::: Records for the task

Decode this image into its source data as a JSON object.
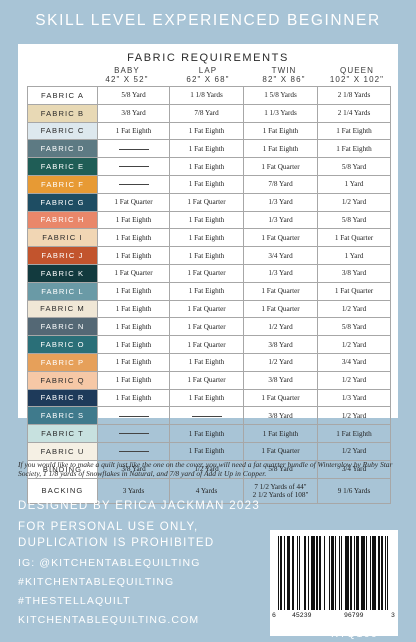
{
  "header": {
    "skill_level": "SKILL LEVEL EXPERIENCED BEGINNER"
  },
  "table": {
    "title": "FABRIC REQUIREMENTS",
    "columns": [
      {
        "name": "BABY",
        "size": "42\" X 52\""
      },
      {
        "name": "LAP",
        "size": "62\" X 68\""
      },
      {
        "name": "TWIN",
        "size": "82\" X 86\""
      },
      {
        "name": "QUEEN",
        "size": "102\" X 102\""
      }
    ],
    "rows": [
      {
        "label": "FABRIC A",
        "color": "#ffffff",
        "text_color": "#2a2a2a",
        "values": [
          "5/8 Yard",
          "1 1/8 Yards",
          "1 5/8 Yards",
          "2 1/8 Yards"
        ]
      },
      {
        "label": "FABRIC B",
        "color": "#e8d9b5",
        "text_color": "#2a2a2a",
        "values": [
          "3/8 Yard",
          "7/8 Yard",
          "1 1/3 Yards",
          "2 1/4 Yards"
        ]
      },
      {
        "label": "FABRIC C",
        "color": "#dde8ee",
        "text_color": "#2a2a2a",
        "values": [
          "1 Fat Eighth",
          "1 Fat Eighth",
          "1 Fat Eighth",
          "1 Fat Eighth"
        ]
      },
      {
        "label": "FABRIC D",
        "color": "#5d7a83",
        "text_color": "#ffffff",
        "values": [
          "",
          "1 Fat Eighth",
          "1 Fat Eighth",
          "1 Fat Eighth"
        ]
      },
      {
        "label": "FABRIC E",
        "color": "#1f5d56",
        "text_color": "#ffffff",
        "values": [
          "",
          "1 Fat Eighth",
          "1 Fat Quarter",
          "5/8 Yard"
        ]
      },
      {
        "label": "FABRIC F",
        "color": "#e79a34",
        "text_color": "#ffffff",
        "values": [
          "",
          "1 Fat Eighth",
          "7/8 Yard",
          "1 Yard"
        ]
      },
      {
        "label": "FABRIC G",
        "color": "#1e4d63",
        "text_color": "#ffffff",
        "values": [
          "1 Fat Quarter",
          "1 Fat Quarter",
          "1/3 Yard",
          "1/2 Yard"
        ]
      },
      {
        "label": "FABRIC H",
        "color": "#e9876a",
        "text_color": "#ffffff",
        "values": [
          "1 Fat Eighth",
          "1 Fat Eighth",
          "1/3 Yard",
          "5/8 Yard"
        ]
      },
      {
        "label": "FABRIC I",
        "color": "#f1d6b4",
        "text_color": "#2a2a2a",
        "values": [
          "1 Fat Eighth",
          "1 Fat Eighth",
          "1 Fat Quarter",
          "1 Fat Quarter"
        ]
      },
      {
        "label": "FABRIC J",
        "color": "#c2542d",
        "text_color": "#ffffff",
        "values": [
          "1 Fat Eighth",
          "1 Fat Eighth",
          "3/4 Yard",
          "1 Yard"
        ]
      },
      {
        "label": "FABRIC K",
        "color": "#123a3e",
        "text_color": "#ffffff",
        "values": [
          "1 Fat Quarter",
          "1 Fat Quarter",
          "1/3 Yard",
          "3/8 Yard"
        ]
      },
      {
        "label": "FABRIC L",
        "color": "#6a9aa6",
        "text_color": "#ffffff",
        "values": [
          "1 Fat Eighth",
          "1 Fat Eighth",
          "1 Fat Quarter",
          "1 Fat Quarter"
        ]
      },
      {
        "label": "FABRIC M",
        "color": "#f0e7d6",
        "text_color": "#2a2a2a",
        "values": [
          "1 Fat Eighth",
          "1 Fat Quarter",
          "1 Fat Quarter",
          "1/2 Yard"
        ]
      },
      {
        "label": "FABRIC N",
        "color": "#546875",
        "text_color": "#ffffff",
        "values": [
          "1 Fat Eighth",
          "1 Fat Quarter",
          "1/2 Yard",
          "5/8 Yard"
        ]
      },
      {
        "label": "FABRIC O",
        "color": "#2a6f78",
        "text_color": "#ffffff",
        "values": [
          "1 Fat Eighth",
          "1 Fat Quarter",
          "3/8 Yard",
          "1/2 Yard"
        ]
      },
      {
        "label": "FABRIC P",
        "color": "#e6a05a",
        "text_color": "#ffffff",
        "values": [
          "1 Fat Eighth",
          "1 Fat Eighth",
          "1/2 Yard",
          "3/4 Yard"
        ]
      },
      {
        "label": "FABRIC Q",
        "color": "#f6c8a6",
        "text_color": "#2a2a2a",
        "values": [
          "1 Fat Eighth",
          "1 Fat Quarter",
          "3/8 Yard",
          "1/2 Yard"
        ]
      },
      {
        "label": "FABRIC R",
        "color": "#1e3a5a",
        "text_color": "#ffffff",
        "values": [
          "1 Fat Eighth",
          "1 Fat Eighth",
          "1 Fat Quarter",
          "1/3 Yard"
        ]
      },
      {
        "label": "FABRIC S",
        "color": "#3f7a8c",
        "text_color": "#ffffff",
        "values": [
          "",
          "",
          "3/8 Yard",
          "1/2 Yard"
        ]
      },
      {
        "label": "FABRIC T",
        "color": "#c7e1df",
        "text_color": "#2a2a2a",
        "values": [
          "",
          "1 Fat Eighth",
          "1 Fat Eighth",
          "1 Fat Eighth"
        ]
      },
      {
        "label": "FABRIC U",
        "color": "#f5f0e4",
        "text_color": "#2a2a2a",
        "values": [
          "",
          "1 Fat Eighth",
          "1 Fat Quarter",
          "1/2 Yard"
        ]
      },
      {
        "label": "BINDING",
        "color": "#ffffff",
        "text_color": "#2a2a2a",
        "values": [
          "3/8 Yard",
          "1/2 Yard",
          "5/8 Yard",
          "3/4 Yard"
        ]
      },
      {
        "label": "BACKING",
        "color": "#ffffff",
        "text_color": "#2a2a2a",
        "tall": true,
        "values": [
          "3 Yards",
          "4 Yards",
          "7 1/2 Yards of 44\"|2 1/2 Yards of 108\"",
          "9 1/6 Yards"
        ]
      }
    ]
  },
  "note": "If you would like to make a quilt just like the one on the cover, you will need a fat quarter bundle of Winterglow by Ruby Star Society, 1 1/8 yards of Snowflakes in Natural, and 7/8 yard of Add it Up in Copper.",
  "credits": {
    "designer": "DESIGNED BY ERICA JACKMAN 2023",
    "personal_use_1": "FOR PERSONAL USE ONLY,",
    "personal_use_2": "DUPLICATION IS PROHIBITED"
  },
  "social": {
    "instagram": "IG: @KITCHENTABLEQUILTING",
    "hashtag_1": "#KITCHENTABLEQUILTING",
    "hashtag_2": "#THESTELLAQUILT",
    "website": "KITCHENTABLEQUILTING.COM"
  },
  "barcode": {
    "d1": "6",
    "d2": "45239",
    "d3": "96799",
    "d4": "3"
  },
  "product_code": "KTQ166"
}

::::::

- _Given problem_
Transcribe every entry word for word, but omit the pictures.

- _Correct response_
Decode this image into its source data as a JSON object.
{
  "header": {
    "skill_level": "SKILL LEVEL EXPERIENCED BEGINNER"
  },
  "table": {
    "title": "FABRIC REQUIREMENTS",
    "columns": [
      {
        "name": "BABY",
        "size": "42\" X 52\""
      },
      {
        "name": "LAP",
        "size": "62\" X 68\""
      },
      {
        "name": "TWIN",
        "size": "82\" X 86\""
      },
      {
        "name": "QUEEN",
        "size": "102\" X 102\""
      }
    ],
    "rows": [
      {
        "label": "FABRIC A",
        "color": "#ffffff",
        "text_color": "#2a2a2a",
        "values": [
          "5/8 Yard",
          "1 1/8 Yards",
          "1 5/8 Yards",
          "2 1/8 Yards"
        ]
      },
      {
        "label": "FABRIC B",
        "color": "#e8d9b5",
        "text_color": "#2a2a2a",
        "values": [
          "3/8 Yard",
          "7/8 Yard",
          "1 1/3 Yards",
          "2 1/4 Yards"
        ]
      },
      {
        "label": "FABRIC C",
        "color": "#dde8ee",
        "text_color": "#2a2a2a",
        "values": [
          "1 Fat Eighth",
          "1 Fat Eighth",
          "1 Fat Eighth",
          "1 Fat Eighth"
        ]
      },
      {
        "label": "FABRIC D",
        "color": "#5d7a83",
        "text_color": "#ffffff",
        "values": [
          "",
          "1 Fat Eighth",
          "1 Fat Eighth",
          "1 Fat Eighth"
        ]
      },
      {
        "label": "FABRIC E",
        "color": "#1f5d56",
        "text_color": "#ffffff",
        "values": [
          "",
          "1 Fat Eighth",
          "1 Fat Quarter",
          "5/8 Yard"
        ]
      },
      {
        "label": "FABRIC F",
        "color": "#e79a34",
        "text_color": "#ffffff",
        "values": [
          "",
          "1 Fat Eighth",
          "7/8 Yard",
          "1 Yard"
        ]
      },
      {
        "label": "FABRIC G",
        "color": "#1e4d63",
        "text_color": "#ffffff",
        "values": [
          "1 Fat Quarter",
          "1 Fat Quarter",
          "1/3 Yard",
          "1/2 Yard"
        ]
      },
      {
        "label": "FABRIC H",
        "color": "#e9876a",
        "text_color": "#ffffff",
        "values": [
          "1 Fat Eighth",
          "1 Fat Eighth",
          "1/3 Yard",
          "5/8 Yard"
        ]
      },
      {
        "label": "FABRIC I",
        "color": "#f1d6b4",
        "text_color": "#2a2a2a",
        "values": [
          "1 Fat Eighth",
          "1 Fat Eighth",
          "1 Fat Quarter",
          "1 Fat Quarter"
        ]
      },
      {
        "label": "FABRIC J",
        "color": "#c2542d",
        "text_color": "#ffffff",
        "values": [
          "1 Fat Eighth",
          "1 Fat Eighth",
          "3/4 Yard",
          "1 Yard"
        ]
      },
      {
        "label": "FABRIC K",
        "color": "#123a3e",
        "text_color": "#ffffff",
        "values": [
          "1 Fat Quarter",
          "1 Fat Quarter",
          "1/3 Yard",
          "3/8 Yard"
        ]
      },
      {
        "label": "FABRIC L",
        "color": "#6a9aa6",
        "text_color": "#ffffff",
        "values": [
          "1 Fat Eighth",
          "1 Fat Eighth",
          "1 Fat Quarter",
          "1 Fat Quarter"
        ]
      },
      {
        "label": "FABRIC M",
        "color": "#f0e7d6",
        "text_color": "#2a2a2a",
        "values": [
          "1 Fat Eighth",
          "1 Fat Quarter",
          "1 Fat Quarter",
          "1/2 Yard"
        ]
      },
      {
        "label": "FABRIC N",
        "color": "#546875",
        "text_color": "#ffffff",
        "values": [
          "1 Fat Eighth",
          "1 Fat Quarter",
          "1/2 Yard",
          "5/8 Yard"
        ]
      },
      {
        "label": "FABRIC O",
        "color": "#2a6f78",
        "text_color": "#ffffff",
        "values": [
          "1 Fat Eighth",
          "1 Fat Quarter",
          "3/8 Yard",
          "1/2 Yard"
        ]
      },
      {
        "label": "FABRIC P",
        "color": "#e6a05a",
        "text_color": "#ffffff",
        "values": [
          "1 Fat Eighth",
          "1 Fat Eighth",
          "1/2 Yard",
          "3/4 Yard"
        ]
      },
      {
        "label": "FABRIC Q",
        "color": "#f6c8a6",
        "text_color": "#2a2a2a",
        "values": [
          "1 Fat Eighth",
          "1 Fat Quarter",
          "3/8 Yard",
          "1/2 Yard"
        ]
      },
      {
        "label": "FABRIC R",
        "color": "#1e3a5a",
        "text_color": "#ffffff",
        "values": [
          "1 Fat Eighth",
          "1 Fat Eighth",
          "1 Fat Quarter",
          "1/3 Yard"
        ]
      },
      {
        "label": "FABRIC S",
        "color": "#3f7a8c",
        "text_color": "#ffffff",
        "values": [
          "",
          "",
          "3/8 Yard",
          "1/2 Yard"
        ]
      },
      {
        "label": "FABRIC T",
        "color": "#c7e1df",
        "text_color": "#2a2a2a",
        "values": [
          "",
          "1 Fat Eighth",
          "1 Fat Eighth",
          "1 Fat Eighth"
        ]
      },
      {
        "label": "FABRIC U",
        "color": "#f5f0e4",
        "text_color": "#2a2a2a",
        "values": [
          "",
          "1 Fat Eighth",
          "1 Fat Quarter",
          "1/2 Yard"
        ]
      },
      {
        "label": "BINDING",
        "color": "#ffffff",
        "text_color": "#2a2a2a",
        "values": [
          "3/8 Yard",
          "1/2 Yard",
          "5/8 Yard",
          "3/4 Yard"
        ]
      },
      {
        "label": "BACKING",
        "color": "#ffffff",
        "text_color": "#2a2a2a",
        "tall": true,
        "values": [
          "3 Yards",
          "4 Yards",
          "7 1/2 Yards of 44\"|2 1/2 Yards of 108\"",
          "9 1/6 Yards"
        ]
      }
    ]
  },
  "note": "If you would like to make a quilt just like the one on the cover, you will need a fat quarter bundle of Winterglow by Ruby Star Society, 1 1/8 yards of Snowflakes in Natural, and 7/8 yard of Add it Up in Copper.",
  "credits": {
    "designer": "DESIGNED BY ERICA JACKMAN 2023",
    "personal_use_1": "FOR PERSONAL USE ONLY,",
    "personal_use_2": "DUPLICATION IS PROHIBITED"
  },
  "social": {
    "instagram": "IG: @KITCHENTABLEQUILTING",
    "hashtag_1": "#KITCHENTABLEQUILTING",
    "hashtag_2": "#THESTELLAQUILT",
    "website": "KITCHENTABLEQUILTING.COM"
  },
  "barcode": {
    "d1": "6",
    "d2": "45239",
    "d3": "96799",
    "d4": "3"
  },
  "product_code": "KTQ166"
}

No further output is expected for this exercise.